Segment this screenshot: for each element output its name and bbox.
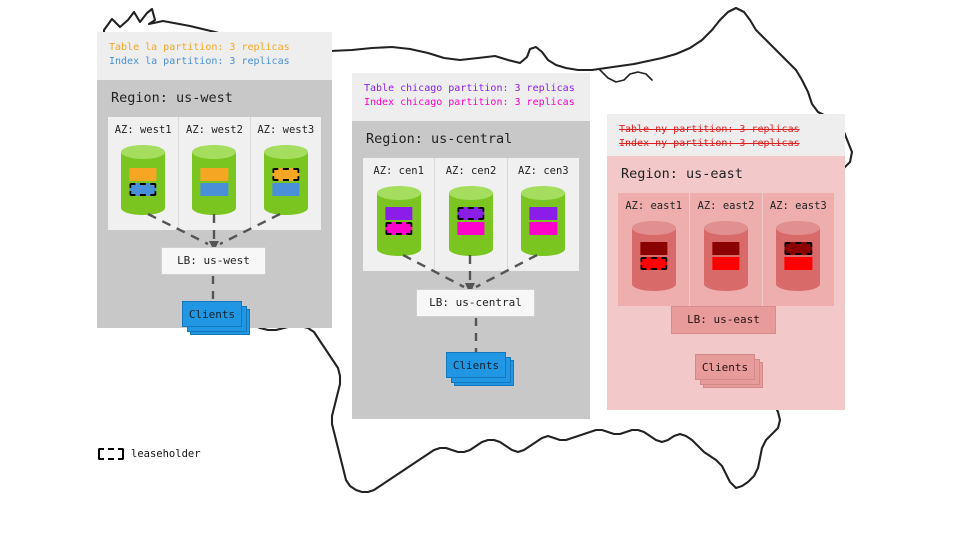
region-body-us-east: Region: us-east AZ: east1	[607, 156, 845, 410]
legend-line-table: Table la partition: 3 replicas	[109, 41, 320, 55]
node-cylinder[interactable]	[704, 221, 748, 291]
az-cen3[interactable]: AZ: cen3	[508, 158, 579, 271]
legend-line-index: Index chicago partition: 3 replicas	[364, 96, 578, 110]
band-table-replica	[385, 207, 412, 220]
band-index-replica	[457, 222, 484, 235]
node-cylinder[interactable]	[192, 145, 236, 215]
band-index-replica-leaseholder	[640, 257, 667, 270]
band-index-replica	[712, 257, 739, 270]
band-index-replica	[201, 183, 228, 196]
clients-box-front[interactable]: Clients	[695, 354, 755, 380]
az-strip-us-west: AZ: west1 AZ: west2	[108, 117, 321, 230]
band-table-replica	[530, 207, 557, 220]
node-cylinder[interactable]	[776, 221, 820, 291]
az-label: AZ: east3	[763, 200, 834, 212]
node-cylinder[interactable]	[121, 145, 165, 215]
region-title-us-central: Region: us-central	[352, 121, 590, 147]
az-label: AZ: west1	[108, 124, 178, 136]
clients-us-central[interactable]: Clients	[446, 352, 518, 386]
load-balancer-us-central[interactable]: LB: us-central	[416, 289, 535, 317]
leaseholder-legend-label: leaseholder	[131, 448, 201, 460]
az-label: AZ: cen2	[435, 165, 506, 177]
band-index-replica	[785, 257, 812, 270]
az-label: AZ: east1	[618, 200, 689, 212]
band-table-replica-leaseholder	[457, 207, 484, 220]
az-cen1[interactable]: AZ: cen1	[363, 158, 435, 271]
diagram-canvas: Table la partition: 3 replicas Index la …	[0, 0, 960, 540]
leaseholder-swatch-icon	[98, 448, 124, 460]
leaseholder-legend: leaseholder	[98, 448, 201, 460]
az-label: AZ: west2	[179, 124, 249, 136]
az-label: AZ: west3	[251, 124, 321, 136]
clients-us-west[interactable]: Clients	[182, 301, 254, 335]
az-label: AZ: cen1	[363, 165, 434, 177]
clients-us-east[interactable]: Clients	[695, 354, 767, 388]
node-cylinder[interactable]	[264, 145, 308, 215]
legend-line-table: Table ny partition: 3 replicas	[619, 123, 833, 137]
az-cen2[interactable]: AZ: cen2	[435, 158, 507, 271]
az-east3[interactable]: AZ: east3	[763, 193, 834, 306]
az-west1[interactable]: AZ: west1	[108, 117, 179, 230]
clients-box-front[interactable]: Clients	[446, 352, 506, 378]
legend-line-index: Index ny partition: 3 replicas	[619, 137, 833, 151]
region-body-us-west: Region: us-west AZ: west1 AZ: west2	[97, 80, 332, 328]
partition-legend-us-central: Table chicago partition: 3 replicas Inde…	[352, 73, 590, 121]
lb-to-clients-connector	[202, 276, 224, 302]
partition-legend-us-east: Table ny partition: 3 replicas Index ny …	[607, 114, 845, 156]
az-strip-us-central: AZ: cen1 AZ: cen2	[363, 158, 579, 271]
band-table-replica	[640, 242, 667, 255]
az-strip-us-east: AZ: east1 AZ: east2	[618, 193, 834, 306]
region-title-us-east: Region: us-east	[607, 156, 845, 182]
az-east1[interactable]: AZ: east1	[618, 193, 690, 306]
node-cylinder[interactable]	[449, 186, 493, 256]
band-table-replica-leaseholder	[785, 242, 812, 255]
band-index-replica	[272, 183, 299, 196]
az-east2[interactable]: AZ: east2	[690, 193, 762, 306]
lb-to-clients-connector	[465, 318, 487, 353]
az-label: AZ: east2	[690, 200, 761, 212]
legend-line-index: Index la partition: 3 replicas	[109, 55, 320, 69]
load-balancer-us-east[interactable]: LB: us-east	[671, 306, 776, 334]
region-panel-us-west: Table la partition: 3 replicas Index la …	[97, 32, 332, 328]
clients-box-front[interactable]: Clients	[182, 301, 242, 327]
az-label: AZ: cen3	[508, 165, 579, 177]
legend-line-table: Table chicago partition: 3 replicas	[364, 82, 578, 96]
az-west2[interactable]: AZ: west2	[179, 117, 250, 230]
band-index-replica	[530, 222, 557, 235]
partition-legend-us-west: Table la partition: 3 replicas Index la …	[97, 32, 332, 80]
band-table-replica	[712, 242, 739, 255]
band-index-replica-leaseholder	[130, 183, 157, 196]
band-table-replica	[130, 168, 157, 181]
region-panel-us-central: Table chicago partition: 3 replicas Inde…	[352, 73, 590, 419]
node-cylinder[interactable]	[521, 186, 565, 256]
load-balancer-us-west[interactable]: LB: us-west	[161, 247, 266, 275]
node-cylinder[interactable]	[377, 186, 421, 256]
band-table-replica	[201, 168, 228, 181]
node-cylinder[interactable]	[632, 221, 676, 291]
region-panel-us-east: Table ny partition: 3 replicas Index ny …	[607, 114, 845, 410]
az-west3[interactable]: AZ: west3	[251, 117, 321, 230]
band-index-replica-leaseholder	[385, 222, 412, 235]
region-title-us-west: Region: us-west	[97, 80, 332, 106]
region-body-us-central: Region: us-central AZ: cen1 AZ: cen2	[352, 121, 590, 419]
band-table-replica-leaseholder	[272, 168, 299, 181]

TASK BRIEF
Quote the rows above, unchanged, between the row containing "region-body-us-east: Region: us-east" and the row containing "145, 308, 215]", inclusive.

OUTPUT FOR THIS TASK
region-body-us-east: Region: us-east AZ: east1	[607, 156, 845, 410]
legend-line-table: Table la partition: 3 replicas	[109, 41, 320, 55]
node-cylinder[interactable]	[704, 221, 748, 291]
az-cen3[interactable]: AZ: cen3	[508, 158, 579, 271]
legend-line-index: Index chicago partition: 3 replicas	[364, 96, 578, 110]
band-table-replica	[385, 207, 412, 220]
band-index-replica	[457, 222, 484, 235]
node-cylinder[interactable]	[192, 145, 236, 215]
band-index-replica-leaseholder	[640, 257, 667, 270]
band-index-replica	[712, 257, 739, 270]
band-index-replica	[201, 183, 228, 196]
clients-box-front[interactable]: Clients	[695, 354, 755, 380]
az-strip-us-west: AZ: west1 AZ: west2	[108, 117, 321, 230]
band-table-replica	[530, 207, 557, 220]
node-cylinder[interactable]	[776, 221, 820, 291]
az-label: AZ: east3	[763, 200, 834, 212]
node-cylinder[interactable]	[121, 145, 165, 215]
region-title-us-central: Region: us-central	[352, 121, 590, 147]
az-label: AZ: west1	[108, 124, 178, 136]
clients-us-central[interactable]: Clients	[446, 352, 518, 386]
load-balancer-us-central[interactable]: LB: us-central	[416, 289, 535, 317]
leaseholder-legend-label: leaseholder	[131, 448, 201, 460]
az-label: AZ: cen2	[435, 165, 506, 177]
band-index-replica	[785, 257, 812, 270]
az-label: AZ: east1	[618, 200, 689, 212]
band-table-replica-leaseholder	[457, 207, 484, 220]
az-cen1[interactable]: AZ: cen1	[363, 158, 435, 271]
diagram-canvas: Table la partition: 3 replicas Index la …	[0, 0, 960, 540]
leaseholder-swatch-icon	[98, 448, 124, 460]
leaseholder-legend: leaseholder	[98, 448, 201, 460]
az-label: AZ: west2	[179, 124, 249, 136]
az-label: AZ: west3	[251, 124, 321, 136]
clients-us-west[interactable]: Clients	[182, 301, 254, 335]
az-label: AZ: cen1	[363, 165, 434, 177]
clients-us-east[interactable]: Clients	[695, 354, 767, 388]
node-cylinder[interactable]	[264, 145, 308, 215]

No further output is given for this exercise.